Dataset entries on figures:

* * *

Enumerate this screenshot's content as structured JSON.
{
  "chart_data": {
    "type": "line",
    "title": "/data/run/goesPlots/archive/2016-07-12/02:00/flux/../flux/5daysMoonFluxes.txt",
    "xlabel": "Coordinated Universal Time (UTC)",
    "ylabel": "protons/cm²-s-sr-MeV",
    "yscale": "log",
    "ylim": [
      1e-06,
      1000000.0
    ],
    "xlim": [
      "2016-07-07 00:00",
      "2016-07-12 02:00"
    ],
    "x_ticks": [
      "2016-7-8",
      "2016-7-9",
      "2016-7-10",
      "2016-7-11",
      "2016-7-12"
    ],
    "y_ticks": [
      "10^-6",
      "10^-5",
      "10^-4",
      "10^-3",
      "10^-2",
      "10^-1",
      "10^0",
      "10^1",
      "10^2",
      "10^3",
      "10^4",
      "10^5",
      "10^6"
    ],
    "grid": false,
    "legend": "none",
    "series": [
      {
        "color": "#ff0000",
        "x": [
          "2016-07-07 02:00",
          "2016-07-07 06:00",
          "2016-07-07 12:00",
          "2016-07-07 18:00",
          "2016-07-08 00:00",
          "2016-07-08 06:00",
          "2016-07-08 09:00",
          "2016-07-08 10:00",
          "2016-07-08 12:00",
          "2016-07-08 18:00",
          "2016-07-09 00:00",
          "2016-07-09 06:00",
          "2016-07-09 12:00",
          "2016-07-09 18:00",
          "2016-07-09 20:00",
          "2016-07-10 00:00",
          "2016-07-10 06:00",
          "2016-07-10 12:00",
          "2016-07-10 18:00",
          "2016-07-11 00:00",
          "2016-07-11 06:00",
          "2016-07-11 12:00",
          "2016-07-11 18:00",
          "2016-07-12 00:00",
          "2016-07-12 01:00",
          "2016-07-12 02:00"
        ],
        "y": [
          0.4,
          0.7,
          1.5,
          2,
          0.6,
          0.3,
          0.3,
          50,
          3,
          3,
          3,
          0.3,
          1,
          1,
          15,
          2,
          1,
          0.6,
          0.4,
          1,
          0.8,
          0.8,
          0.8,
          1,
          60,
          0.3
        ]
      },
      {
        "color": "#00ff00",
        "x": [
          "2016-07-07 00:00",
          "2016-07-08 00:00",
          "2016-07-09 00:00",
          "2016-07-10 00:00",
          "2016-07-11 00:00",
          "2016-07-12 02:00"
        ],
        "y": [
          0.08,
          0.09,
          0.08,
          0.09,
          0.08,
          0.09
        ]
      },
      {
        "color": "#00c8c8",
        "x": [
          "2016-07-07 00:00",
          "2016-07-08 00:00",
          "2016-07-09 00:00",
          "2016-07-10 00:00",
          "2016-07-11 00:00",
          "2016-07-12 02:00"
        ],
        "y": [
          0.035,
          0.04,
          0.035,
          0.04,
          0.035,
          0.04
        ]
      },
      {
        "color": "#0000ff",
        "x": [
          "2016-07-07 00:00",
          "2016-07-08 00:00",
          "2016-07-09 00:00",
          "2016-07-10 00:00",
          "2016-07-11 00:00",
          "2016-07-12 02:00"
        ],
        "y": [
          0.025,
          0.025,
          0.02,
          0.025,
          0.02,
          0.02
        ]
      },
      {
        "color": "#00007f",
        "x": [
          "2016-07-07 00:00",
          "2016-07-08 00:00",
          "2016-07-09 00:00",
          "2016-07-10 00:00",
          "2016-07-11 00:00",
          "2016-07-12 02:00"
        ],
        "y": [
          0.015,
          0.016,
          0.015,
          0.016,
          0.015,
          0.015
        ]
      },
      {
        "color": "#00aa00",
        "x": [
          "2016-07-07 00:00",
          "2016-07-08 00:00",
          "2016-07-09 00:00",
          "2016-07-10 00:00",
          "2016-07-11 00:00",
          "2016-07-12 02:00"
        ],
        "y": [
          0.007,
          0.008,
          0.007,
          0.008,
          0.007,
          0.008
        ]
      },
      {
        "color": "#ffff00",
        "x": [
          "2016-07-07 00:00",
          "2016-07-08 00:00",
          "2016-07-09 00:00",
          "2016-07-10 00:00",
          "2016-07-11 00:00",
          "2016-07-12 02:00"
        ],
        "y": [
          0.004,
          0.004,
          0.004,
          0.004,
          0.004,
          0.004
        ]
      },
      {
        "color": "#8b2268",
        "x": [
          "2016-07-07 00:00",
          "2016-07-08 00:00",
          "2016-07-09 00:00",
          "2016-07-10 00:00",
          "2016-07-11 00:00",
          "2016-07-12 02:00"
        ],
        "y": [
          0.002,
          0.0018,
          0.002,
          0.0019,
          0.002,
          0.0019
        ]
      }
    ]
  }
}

* * *

• _Written task_
In the entries above, find each line with the word "color" and copy it.

• _Answer to the task_
        "color": "#ff0000",
        "color": "#00ff00",
        "color": "#00c8c8",
        "color": "#0000ff",
        "color": "#00007f",
        "color": "#00aa00",
        "color": "#ffff00",
        "color": "#8b2268",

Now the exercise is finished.